### Given problem
Tally every line of the listing below that holds "оценки", then give the tally alone.

### Data extract
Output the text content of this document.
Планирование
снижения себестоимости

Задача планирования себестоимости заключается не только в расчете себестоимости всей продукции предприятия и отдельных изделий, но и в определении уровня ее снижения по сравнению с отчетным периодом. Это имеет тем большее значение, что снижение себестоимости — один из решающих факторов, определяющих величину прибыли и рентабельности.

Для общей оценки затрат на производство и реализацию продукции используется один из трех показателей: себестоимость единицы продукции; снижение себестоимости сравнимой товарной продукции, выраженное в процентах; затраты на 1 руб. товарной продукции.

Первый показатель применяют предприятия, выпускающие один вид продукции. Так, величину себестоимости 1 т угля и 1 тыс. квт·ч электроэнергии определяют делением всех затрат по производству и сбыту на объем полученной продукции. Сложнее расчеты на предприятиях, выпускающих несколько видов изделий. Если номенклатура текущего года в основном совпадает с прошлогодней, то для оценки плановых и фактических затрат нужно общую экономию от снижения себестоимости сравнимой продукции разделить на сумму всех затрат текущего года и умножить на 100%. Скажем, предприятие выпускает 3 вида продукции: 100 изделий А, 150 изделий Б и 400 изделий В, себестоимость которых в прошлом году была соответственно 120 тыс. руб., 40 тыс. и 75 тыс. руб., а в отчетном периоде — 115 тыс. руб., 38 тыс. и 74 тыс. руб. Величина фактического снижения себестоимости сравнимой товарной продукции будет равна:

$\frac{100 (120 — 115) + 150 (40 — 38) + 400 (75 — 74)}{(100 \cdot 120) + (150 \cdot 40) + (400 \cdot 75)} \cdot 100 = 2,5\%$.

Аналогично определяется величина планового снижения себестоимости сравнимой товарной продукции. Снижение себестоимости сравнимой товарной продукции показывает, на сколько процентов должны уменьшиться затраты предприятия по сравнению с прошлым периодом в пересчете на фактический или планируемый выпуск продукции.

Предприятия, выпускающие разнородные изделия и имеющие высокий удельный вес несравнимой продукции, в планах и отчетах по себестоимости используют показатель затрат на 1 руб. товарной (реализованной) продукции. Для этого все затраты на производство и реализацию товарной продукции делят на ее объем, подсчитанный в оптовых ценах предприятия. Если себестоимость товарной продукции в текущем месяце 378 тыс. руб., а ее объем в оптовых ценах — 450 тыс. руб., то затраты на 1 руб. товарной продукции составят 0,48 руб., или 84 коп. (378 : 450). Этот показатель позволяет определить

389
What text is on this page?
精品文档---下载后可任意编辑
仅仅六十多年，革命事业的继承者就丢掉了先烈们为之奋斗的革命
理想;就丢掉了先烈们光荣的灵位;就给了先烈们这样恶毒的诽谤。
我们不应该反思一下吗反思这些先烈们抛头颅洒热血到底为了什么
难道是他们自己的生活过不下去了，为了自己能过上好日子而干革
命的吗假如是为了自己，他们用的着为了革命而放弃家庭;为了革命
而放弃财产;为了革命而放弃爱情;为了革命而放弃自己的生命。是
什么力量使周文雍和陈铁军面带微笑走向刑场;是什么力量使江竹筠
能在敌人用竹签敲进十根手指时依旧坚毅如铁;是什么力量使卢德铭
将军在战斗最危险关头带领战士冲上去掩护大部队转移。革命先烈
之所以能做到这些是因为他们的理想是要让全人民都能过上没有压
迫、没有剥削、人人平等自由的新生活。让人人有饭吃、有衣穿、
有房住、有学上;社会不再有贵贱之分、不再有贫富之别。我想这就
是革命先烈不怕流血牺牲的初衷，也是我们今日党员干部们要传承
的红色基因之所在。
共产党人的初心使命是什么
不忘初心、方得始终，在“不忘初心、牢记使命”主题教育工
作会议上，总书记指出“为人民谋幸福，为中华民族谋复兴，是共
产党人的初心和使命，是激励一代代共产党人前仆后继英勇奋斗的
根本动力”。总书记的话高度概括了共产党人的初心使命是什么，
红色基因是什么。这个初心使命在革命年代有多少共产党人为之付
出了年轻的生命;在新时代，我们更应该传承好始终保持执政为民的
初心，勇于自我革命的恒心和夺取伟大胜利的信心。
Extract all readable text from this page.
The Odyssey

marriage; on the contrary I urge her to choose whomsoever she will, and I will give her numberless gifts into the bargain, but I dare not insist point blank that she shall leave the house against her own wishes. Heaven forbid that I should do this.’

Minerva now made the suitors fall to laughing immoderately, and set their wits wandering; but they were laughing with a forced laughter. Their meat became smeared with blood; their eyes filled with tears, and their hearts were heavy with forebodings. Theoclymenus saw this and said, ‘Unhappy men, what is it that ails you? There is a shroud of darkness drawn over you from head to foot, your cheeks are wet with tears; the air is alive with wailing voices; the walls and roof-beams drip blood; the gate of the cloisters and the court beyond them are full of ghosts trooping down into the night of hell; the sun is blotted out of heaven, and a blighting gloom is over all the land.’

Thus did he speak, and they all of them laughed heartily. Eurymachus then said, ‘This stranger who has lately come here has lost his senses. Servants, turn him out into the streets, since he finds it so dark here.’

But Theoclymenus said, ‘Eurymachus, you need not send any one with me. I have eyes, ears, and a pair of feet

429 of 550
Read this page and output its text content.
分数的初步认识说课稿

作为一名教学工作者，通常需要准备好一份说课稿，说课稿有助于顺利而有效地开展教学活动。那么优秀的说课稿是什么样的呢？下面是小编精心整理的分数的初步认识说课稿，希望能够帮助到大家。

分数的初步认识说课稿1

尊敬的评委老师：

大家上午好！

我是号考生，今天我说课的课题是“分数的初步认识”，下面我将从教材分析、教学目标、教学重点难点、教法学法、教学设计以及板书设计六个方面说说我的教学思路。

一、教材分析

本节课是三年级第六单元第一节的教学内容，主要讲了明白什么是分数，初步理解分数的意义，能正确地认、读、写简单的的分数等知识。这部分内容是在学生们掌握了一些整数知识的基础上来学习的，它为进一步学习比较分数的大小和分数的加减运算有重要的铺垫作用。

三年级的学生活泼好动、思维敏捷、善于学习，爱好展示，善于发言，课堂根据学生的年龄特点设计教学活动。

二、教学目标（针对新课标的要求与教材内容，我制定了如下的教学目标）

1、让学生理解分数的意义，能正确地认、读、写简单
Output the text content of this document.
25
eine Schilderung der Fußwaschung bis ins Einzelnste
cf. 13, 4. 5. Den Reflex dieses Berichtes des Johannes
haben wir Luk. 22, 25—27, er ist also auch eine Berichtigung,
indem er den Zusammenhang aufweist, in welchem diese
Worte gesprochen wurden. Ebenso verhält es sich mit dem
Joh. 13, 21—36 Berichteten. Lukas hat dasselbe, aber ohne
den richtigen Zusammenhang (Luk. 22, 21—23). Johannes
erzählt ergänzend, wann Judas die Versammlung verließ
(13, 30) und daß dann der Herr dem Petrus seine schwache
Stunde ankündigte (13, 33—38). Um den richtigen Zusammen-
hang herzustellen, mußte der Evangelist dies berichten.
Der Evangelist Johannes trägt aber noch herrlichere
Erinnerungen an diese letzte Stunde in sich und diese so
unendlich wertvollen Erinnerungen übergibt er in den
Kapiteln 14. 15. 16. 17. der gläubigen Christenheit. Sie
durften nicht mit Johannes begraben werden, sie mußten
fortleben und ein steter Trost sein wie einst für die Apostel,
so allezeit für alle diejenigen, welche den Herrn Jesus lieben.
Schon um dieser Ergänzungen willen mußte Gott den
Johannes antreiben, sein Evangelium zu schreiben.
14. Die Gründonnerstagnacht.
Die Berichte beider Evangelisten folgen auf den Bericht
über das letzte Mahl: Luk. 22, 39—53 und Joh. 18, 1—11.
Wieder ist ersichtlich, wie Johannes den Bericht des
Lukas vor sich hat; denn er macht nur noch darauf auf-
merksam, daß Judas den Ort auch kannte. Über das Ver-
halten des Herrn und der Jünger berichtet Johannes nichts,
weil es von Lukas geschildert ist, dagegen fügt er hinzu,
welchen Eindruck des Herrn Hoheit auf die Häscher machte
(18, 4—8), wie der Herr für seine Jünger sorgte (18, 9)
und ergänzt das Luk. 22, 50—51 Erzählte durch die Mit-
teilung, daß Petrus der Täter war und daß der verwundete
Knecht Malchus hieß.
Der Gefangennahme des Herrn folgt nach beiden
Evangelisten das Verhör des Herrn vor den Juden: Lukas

### Complete output
2